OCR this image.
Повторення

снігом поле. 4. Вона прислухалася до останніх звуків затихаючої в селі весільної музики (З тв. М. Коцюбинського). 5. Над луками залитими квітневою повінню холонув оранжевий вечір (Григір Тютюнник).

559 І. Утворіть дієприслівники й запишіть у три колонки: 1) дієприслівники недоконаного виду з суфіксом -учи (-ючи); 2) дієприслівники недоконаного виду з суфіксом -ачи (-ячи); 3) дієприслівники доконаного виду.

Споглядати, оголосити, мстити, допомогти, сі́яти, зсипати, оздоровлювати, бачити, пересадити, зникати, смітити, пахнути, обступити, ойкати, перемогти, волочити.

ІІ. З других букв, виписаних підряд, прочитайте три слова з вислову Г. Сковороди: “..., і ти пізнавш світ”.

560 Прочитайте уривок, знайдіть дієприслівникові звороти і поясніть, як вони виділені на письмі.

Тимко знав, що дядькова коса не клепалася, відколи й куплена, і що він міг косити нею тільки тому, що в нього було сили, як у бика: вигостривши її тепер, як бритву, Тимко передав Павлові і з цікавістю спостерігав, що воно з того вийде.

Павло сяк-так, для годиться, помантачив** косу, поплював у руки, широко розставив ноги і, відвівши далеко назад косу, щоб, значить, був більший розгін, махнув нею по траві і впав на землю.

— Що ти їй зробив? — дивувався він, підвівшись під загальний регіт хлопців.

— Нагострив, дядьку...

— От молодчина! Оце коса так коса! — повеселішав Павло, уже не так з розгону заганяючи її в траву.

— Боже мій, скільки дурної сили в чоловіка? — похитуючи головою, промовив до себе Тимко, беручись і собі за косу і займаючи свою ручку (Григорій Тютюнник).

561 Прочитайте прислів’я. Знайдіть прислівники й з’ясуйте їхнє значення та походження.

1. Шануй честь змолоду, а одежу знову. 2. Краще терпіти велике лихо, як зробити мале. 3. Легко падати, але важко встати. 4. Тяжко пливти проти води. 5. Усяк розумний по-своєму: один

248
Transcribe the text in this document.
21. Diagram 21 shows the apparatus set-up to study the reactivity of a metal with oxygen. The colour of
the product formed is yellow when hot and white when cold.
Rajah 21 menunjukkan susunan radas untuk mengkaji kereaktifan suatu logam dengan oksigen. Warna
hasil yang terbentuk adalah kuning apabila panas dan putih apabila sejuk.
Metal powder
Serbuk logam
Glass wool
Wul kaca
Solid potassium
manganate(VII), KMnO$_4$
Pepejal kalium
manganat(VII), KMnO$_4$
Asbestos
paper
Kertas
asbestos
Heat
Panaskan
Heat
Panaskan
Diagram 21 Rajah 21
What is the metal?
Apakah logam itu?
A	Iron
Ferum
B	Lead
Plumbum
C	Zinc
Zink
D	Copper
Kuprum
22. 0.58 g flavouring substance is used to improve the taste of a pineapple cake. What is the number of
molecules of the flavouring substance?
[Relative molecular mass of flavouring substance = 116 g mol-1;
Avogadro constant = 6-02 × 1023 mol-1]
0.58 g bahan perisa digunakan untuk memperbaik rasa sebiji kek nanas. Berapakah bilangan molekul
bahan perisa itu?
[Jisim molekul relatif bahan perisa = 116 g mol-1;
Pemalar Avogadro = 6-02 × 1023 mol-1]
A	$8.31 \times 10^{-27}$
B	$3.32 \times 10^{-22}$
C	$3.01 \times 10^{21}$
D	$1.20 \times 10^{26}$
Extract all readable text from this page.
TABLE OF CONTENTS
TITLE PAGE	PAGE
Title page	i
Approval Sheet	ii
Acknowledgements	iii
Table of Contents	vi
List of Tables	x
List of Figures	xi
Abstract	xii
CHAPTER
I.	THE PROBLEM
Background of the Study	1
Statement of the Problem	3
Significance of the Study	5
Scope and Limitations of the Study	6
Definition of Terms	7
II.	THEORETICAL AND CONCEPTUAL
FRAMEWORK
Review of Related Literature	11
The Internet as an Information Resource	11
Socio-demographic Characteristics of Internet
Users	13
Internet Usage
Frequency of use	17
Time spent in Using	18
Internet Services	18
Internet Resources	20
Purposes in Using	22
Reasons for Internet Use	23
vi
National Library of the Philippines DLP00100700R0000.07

==================================================

Problem to work on — Return every line holding the word "сили" from the records.

Finished answer —
Тимко знав, що дядькова коса не клепалася, відколи й куплена, і що він міг косити нею тільки тому, що в нього було сили, як у бика: вигостривши її тепер, як бритву, Тимко передав Павлові і з цікавістю спостерігав, що воно з того вийде.
— Боже мій, скільки дурної сили в чоловіка? — похитуючи головою, промовив до себе Тимко, беручись і собі за косу і займаючи свою ручку (Григорій Тютюнник).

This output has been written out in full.